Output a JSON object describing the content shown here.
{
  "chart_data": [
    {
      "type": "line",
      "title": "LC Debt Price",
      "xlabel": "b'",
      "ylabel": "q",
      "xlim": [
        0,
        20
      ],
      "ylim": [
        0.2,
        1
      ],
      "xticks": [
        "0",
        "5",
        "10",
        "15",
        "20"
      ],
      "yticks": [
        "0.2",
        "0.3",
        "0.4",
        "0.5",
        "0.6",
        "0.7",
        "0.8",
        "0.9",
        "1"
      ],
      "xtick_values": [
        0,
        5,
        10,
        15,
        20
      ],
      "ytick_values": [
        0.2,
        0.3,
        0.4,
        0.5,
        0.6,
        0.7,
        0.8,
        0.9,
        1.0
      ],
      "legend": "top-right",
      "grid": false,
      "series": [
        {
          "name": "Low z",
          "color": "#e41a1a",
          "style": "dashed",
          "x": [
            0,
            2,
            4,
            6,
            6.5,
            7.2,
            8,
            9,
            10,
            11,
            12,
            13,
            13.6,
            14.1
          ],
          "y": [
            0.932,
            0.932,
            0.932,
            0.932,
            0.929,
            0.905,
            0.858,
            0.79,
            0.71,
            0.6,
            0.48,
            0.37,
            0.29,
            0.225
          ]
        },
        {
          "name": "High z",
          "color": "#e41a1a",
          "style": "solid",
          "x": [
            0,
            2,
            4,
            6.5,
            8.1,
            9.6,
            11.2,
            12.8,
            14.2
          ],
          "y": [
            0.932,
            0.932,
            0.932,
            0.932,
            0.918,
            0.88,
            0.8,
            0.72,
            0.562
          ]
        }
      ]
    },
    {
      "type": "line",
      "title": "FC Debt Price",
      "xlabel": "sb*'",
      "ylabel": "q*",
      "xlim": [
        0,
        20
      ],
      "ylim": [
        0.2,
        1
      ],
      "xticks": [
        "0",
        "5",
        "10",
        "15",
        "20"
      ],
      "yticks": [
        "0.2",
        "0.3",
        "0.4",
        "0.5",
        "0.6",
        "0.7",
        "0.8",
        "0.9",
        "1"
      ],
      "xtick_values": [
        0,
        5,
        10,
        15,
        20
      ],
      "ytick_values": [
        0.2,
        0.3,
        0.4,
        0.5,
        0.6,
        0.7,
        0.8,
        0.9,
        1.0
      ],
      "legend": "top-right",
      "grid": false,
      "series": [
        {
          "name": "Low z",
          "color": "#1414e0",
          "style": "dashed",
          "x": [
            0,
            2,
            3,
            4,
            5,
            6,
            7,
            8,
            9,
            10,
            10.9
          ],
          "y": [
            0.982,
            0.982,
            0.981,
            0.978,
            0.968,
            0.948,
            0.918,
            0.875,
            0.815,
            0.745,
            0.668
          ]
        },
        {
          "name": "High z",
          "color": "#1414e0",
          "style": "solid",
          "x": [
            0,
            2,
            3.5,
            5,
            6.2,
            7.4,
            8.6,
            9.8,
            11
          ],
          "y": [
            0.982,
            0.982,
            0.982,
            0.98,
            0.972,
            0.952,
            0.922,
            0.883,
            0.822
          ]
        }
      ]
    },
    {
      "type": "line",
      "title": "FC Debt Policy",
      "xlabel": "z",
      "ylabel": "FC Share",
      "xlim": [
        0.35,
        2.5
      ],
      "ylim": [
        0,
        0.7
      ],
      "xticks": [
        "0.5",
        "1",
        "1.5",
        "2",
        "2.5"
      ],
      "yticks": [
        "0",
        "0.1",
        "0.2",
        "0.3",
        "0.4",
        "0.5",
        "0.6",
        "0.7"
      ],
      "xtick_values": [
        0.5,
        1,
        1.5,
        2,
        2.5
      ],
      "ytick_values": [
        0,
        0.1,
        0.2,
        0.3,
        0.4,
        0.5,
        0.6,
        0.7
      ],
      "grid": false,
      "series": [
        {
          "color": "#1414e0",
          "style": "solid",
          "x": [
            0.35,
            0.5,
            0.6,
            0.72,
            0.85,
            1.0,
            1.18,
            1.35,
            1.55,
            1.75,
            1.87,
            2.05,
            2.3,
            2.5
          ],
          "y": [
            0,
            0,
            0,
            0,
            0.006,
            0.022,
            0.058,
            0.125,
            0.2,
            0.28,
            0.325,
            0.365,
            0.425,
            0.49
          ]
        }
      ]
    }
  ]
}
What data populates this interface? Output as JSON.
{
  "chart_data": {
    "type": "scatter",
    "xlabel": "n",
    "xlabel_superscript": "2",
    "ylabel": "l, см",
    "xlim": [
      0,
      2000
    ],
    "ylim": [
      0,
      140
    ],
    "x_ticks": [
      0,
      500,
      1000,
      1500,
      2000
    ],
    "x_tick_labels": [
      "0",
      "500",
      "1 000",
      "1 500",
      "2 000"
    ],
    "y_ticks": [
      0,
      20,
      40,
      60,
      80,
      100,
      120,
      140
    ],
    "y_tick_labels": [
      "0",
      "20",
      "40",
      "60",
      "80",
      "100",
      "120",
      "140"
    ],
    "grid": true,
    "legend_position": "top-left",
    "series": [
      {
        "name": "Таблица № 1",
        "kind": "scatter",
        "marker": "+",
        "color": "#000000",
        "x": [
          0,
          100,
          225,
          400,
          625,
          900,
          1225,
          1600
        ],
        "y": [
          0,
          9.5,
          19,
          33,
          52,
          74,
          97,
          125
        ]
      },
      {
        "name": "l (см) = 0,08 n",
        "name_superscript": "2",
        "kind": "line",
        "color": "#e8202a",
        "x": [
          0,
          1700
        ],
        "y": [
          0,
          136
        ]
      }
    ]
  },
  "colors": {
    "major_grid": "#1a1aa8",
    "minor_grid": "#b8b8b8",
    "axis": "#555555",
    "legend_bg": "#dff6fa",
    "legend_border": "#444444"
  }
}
■ ■ ■ ■ ■
- _STATED PROBLEM_
Check each line of the records above for "Price", and copy those that have it.

- _TASK ANSWER_
      "title": "LC Debt Price",
      "title": "FC Debt Price",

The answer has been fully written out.